Sayed and colleagues should be commended for reporting a large series of patients diagnosed after 2002 and systematically followed with measurements of FLCs and markers of organ damage. Their findings offer the opportunity to highlight 2 important points: (1) the vital importance of early diagnosis and (2) the high efficiency of bortezomib-based therapy in preserving and rescuing renal function.

They also report that almost one-fifth of patients were already on renal replacement therapy at diagnosis and 38% had severe or end-stage renal failure (CKD stage 4 or 5) that led to dialysis in a median time of 2.7 years, compared with 9.0 years for patients with moderately impaired renal dysfunction (CKD stage 2 or 3). This is in agreement with recent observations in 2 relatively large LCDD patient populations, with 16% to 23% of patients already on dialysis at diagnosis and mean serum creatinine concentration at diagnosis of 2.6 to 3.8 mg/dL.^6,7  These findings demonstrate that even now, advanced renal dysfunction is common at diagnosis, with a major impact on renal outcomes. In fact, although chemotherapy can rescue patients even in advanced (CKD stage 4) renal failure, those treated in earlier stages had a substantially better renal survival.^1,6,7 

Early diagnosis is challenging for hematologists because up to 63%⁶  of patients with LCDD do not have a serum monoclonal whole immunoglobulin. A monoclonal protein in serum or urine is detected by electrophoresis/immunofixation in only ∼65% of cases,^1,7  possibly because the κ FLC tends to aggregate and does not form a discrete, detectable electrophoretic band (see figure, panel B). On the other hand, the FLC ratio is abnormal in all patients with LCDD,^1,6,7  suggesting that serum FLC measurement should be performed in the diagnostic workup of adults presenting with renal disease, independent of the presence of a serum or urine monoclonal protein. This may facilitate early diagnosis and prompt therapy. Diagnosis relies on renal biopsy and close collaboration between nephrologists and hematologists is essential.

────────────────────────────────────────

(DIRECTIONS):
a) In the passage on light chain deposition disease, what was the median time to dialysis for patients with severe or end-stage renal failure (CKD stage 4 or 5)?
b) List every CKD stage number that the passage on light chain deposition disease mentions.
c) Resume the passage on light chain deposition disease, starting after its final sentence.

(THE DATA):
────────────────────────────────────────

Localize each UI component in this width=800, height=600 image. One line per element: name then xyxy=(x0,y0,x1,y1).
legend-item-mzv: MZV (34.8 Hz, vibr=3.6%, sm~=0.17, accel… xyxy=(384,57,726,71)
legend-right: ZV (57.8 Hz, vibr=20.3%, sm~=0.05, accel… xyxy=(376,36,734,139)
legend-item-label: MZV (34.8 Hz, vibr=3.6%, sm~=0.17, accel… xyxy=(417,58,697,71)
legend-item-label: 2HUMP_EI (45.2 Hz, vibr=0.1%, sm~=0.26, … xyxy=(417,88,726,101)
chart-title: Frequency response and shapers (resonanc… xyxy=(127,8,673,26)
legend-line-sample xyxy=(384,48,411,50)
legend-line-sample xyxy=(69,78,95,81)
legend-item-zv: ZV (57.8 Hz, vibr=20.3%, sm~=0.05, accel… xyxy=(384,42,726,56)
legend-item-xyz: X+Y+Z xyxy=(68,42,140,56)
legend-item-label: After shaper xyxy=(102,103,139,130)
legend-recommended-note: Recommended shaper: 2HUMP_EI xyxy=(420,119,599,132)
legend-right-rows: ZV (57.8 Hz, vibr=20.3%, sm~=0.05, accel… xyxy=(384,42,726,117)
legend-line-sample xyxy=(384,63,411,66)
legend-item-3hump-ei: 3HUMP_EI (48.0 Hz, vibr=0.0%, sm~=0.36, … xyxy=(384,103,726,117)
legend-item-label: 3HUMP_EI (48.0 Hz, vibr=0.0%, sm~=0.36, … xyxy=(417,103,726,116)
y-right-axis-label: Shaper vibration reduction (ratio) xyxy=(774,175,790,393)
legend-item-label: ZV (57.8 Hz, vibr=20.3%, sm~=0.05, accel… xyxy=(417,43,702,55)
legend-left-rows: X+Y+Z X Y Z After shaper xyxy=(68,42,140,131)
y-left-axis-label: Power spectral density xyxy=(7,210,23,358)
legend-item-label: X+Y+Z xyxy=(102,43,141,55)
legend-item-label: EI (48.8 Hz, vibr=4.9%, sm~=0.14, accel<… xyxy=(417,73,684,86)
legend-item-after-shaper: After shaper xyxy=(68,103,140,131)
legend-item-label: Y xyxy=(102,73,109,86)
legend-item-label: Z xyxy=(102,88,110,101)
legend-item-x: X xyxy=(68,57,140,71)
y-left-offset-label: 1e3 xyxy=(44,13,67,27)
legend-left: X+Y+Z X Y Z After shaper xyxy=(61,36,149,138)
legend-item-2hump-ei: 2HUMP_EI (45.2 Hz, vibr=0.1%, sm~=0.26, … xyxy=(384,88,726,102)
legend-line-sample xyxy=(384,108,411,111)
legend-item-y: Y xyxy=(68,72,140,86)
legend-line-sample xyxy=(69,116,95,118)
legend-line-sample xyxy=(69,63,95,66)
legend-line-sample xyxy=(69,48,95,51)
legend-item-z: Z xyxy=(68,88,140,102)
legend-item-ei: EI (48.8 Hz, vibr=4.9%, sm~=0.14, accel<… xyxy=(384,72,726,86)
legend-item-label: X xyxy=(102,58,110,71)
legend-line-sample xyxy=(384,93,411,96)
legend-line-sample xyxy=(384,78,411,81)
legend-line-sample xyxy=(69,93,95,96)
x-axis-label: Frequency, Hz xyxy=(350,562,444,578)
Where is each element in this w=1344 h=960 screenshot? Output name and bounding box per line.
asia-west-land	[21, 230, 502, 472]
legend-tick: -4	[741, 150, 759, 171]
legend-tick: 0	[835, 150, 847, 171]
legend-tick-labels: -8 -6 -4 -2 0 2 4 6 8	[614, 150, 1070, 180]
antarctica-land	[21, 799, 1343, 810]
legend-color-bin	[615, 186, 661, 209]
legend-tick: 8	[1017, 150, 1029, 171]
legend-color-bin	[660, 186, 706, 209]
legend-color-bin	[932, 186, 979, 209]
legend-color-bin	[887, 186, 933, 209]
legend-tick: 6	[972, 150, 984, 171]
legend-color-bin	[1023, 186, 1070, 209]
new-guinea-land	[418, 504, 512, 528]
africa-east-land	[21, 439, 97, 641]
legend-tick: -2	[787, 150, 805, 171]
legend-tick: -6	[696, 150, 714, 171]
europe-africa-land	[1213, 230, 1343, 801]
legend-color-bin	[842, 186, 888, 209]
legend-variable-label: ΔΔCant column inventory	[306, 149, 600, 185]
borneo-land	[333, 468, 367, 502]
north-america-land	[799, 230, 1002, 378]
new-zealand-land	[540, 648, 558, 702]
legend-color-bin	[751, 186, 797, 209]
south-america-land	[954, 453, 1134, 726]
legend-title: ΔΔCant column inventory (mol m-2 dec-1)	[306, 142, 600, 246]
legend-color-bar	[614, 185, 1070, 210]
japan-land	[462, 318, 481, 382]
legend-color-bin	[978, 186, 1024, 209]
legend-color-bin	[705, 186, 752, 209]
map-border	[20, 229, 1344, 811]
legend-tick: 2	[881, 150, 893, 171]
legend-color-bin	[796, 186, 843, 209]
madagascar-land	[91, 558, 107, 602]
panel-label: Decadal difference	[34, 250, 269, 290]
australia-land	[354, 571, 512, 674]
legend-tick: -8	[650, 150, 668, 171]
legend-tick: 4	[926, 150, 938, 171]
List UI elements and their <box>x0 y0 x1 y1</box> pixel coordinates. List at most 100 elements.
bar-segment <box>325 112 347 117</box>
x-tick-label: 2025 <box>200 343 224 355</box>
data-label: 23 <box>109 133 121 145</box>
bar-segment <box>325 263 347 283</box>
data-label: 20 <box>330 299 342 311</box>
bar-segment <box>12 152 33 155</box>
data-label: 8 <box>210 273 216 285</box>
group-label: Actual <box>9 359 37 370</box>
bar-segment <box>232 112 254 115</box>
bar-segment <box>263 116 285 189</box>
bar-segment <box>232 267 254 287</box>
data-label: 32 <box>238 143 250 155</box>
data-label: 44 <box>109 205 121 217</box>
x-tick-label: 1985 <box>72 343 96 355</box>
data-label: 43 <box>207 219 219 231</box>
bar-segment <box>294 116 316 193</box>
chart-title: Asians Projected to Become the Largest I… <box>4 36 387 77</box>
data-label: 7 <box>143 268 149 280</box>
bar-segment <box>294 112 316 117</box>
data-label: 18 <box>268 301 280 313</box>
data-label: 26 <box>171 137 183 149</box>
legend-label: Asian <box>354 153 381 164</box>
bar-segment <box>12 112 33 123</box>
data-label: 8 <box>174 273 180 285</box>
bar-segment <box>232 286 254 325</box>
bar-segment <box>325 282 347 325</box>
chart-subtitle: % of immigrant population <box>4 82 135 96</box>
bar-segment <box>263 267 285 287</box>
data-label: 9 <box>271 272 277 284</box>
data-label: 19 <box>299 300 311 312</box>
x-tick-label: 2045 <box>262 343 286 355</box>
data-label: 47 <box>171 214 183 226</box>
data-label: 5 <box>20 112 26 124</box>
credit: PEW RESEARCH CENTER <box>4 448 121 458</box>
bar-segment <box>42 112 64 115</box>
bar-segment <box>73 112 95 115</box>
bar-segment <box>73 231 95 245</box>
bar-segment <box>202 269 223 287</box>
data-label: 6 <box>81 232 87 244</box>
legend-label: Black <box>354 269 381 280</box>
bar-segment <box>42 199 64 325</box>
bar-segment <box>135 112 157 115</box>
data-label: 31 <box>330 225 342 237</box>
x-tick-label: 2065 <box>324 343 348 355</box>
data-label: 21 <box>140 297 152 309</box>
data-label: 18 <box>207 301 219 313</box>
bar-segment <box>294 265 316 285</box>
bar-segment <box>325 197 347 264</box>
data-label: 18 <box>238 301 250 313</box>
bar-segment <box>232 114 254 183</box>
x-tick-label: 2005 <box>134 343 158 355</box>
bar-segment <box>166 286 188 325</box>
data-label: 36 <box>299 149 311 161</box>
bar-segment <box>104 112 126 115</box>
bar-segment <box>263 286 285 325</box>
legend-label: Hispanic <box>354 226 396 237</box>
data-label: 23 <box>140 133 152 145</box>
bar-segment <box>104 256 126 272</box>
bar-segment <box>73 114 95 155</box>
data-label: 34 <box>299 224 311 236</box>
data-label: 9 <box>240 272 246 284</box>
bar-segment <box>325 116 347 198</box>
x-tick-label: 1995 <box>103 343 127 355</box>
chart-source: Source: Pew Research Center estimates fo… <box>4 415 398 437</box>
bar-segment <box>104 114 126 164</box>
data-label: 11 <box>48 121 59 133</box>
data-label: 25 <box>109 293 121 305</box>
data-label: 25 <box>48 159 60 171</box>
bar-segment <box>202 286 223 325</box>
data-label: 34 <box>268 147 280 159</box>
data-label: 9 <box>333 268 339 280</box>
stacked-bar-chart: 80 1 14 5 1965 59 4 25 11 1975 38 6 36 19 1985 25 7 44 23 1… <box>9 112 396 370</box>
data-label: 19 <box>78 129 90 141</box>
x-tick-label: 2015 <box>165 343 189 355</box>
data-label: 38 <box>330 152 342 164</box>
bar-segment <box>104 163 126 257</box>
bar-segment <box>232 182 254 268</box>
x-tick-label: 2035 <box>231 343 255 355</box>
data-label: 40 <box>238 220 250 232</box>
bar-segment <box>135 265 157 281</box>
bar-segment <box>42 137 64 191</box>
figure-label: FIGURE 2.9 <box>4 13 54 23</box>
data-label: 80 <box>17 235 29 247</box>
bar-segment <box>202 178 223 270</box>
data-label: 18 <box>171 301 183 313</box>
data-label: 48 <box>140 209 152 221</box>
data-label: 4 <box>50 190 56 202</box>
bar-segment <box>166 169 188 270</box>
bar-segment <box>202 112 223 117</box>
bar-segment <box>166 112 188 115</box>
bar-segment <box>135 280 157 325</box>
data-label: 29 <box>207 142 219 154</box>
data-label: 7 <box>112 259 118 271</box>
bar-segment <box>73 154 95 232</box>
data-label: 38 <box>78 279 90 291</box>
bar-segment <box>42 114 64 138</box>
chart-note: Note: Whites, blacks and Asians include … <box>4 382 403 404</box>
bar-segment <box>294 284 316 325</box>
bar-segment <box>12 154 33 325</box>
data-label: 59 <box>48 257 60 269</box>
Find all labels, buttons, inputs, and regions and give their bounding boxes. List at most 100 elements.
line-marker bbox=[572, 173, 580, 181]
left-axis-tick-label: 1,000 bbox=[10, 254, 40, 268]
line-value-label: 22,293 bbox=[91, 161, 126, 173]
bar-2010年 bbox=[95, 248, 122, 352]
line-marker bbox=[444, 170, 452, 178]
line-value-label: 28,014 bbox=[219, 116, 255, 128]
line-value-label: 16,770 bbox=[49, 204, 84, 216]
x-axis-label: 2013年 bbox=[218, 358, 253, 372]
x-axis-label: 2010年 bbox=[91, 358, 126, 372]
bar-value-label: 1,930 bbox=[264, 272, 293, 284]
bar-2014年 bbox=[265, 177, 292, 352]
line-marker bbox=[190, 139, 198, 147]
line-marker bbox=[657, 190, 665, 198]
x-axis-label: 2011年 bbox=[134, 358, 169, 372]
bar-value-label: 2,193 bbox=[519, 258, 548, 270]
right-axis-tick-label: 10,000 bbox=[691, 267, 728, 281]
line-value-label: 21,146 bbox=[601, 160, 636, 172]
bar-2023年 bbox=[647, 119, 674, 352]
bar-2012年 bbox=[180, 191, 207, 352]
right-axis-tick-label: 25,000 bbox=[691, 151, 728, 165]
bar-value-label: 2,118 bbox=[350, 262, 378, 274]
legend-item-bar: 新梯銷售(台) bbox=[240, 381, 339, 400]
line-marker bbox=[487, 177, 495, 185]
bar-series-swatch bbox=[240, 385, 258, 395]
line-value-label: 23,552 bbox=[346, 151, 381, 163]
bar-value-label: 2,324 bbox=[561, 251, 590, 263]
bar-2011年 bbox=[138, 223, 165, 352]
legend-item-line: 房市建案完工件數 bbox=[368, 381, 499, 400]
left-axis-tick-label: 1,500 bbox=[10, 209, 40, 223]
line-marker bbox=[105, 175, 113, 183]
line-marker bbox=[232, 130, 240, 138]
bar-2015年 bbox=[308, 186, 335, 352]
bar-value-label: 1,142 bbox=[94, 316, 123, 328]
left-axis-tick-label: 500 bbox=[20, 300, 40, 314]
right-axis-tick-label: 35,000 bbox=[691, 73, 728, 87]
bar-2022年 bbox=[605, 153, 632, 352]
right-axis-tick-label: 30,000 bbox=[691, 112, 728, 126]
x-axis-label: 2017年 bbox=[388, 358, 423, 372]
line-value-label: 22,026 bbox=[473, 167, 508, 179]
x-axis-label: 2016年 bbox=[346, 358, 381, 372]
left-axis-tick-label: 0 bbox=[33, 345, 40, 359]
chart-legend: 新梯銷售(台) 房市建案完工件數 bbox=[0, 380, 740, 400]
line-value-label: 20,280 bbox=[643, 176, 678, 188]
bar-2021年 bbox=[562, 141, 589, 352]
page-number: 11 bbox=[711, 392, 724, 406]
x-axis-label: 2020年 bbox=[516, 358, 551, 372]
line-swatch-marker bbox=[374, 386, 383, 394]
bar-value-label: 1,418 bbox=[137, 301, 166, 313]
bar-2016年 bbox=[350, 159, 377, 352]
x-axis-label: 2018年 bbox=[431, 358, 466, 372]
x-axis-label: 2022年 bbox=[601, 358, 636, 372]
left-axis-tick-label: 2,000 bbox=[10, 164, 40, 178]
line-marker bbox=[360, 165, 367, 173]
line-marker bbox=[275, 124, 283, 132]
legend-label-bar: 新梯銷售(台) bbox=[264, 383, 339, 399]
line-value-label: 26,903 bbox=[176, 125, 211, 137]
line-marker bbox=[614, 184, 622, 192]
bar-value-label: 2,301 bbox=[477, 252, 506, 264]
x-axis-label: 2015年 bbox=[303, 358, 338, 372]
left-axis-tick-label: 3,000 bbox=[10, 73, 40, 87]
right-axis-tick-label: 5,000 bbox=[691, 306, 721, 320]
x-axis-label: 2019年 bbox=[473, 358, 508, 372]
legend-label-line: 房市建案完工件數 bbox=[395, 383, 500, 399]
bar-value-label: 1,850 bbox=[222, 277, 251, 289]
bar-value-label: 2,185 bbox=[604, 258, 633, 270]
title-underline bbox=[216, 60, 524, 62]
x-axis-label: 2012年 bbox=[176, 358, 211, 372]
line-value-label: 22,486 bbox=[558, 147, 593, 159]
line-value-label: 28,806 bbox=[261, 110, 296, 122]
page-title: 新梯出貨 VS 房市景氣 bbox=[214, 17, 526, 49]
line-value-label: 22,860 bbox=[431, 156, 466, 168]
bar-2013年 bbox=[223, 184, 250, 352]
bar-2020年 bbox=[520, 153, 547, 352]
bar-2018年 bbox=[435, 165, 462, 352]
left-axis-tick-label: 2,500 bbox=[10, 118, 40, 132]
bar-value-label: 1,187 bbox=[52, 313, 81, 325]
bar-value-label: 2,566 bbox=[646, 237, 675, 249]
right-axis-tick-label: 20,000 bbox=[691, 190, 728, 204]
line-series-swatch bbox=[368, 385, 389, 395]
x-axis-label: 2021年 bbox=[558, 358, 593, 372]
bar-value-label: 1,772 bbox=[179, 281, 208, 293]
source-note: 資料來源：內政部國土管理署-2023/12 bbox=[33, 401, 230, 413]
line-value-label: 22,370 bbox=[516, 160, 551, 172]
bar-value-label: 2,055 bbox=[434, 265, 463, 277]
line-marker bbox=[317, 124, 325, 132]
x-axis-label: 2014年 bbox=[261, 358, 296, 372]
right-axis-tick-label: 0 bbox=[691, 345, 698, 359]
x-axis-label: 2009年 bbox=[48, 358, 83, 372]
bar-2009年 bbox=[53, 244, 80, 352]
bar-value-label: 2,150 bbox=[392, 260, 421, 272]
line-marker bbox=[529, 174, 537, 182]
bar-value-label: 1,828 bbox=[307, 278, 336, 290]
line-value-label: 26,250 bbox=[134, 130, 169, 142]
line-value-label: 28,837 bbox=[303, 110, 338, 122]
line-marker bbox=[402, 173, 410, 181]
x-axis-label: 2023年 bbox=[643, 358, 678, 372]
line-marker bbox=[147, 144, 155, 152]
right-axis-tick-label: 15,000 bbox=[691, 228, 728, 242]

────────────────────────────────────────

(ANSWERS TO EACH TASK):
a) 2.7 years

b) 2, 3, 4, 5

c)
Sayed and coworkers elected to use the FLC-based criteria for hematologic response validated in AL amyloidosis⁸  in their LCDD population, and they found that the outcome of patients who achieved VGPR or CR was characterized by an improvement of glomerular filtration rate in most patients, significantly diverging from the progressive decrease in renal function observed in subjects obtaining less than VGPR (see figure, panel A), thus validating the use of the hematologic response criteria developed for AL amyloidosis also in LCDD. Although the number of patients is small, a biomarker-based assessment of response of organs other than the kidney, analogous to that used in AL amyloidosis, seems applicable also in LCDD. For instance, the 2 patients with heart involvement who improved had a pronounced decrease in NT-proBNP, which is recognized as an indicator of cardiac response in AL amyloidosis.^8,9 

Although this study was not powered for comparison of treatment regimens, it confirms several previous observations that high-dose melphalan followed by autologous stem cell transplantation (HDM/ASCT) is well tolerated (also in patients with advanced kidney damage) and very effective. It also highlights that bortezomib treatment is indeed a targeted treatment of LCDD, providing rapid, profound (complete response in 8 of 9 patients) and sustained hematologic responses that translate into prolonged renal survival (as demonstrated by the need for dialysis). Similar findings have been reported by French investigators,⁷  who also showed that hematologic response rates were similar after HDM/ASCT and bortezomib-based regimens. These findings suggest that the latter can be considered as front-line therapy, particularly in patients with severe renal failure.

This is a new era for diseases caused by monoclonal LC deposition/aggregation; we now have effective therapies that can completely change the natural history of these conditions, making more acute the need for early diagnosis through improved awareness and wider use of the FLC assay in adults presenting with renal disease.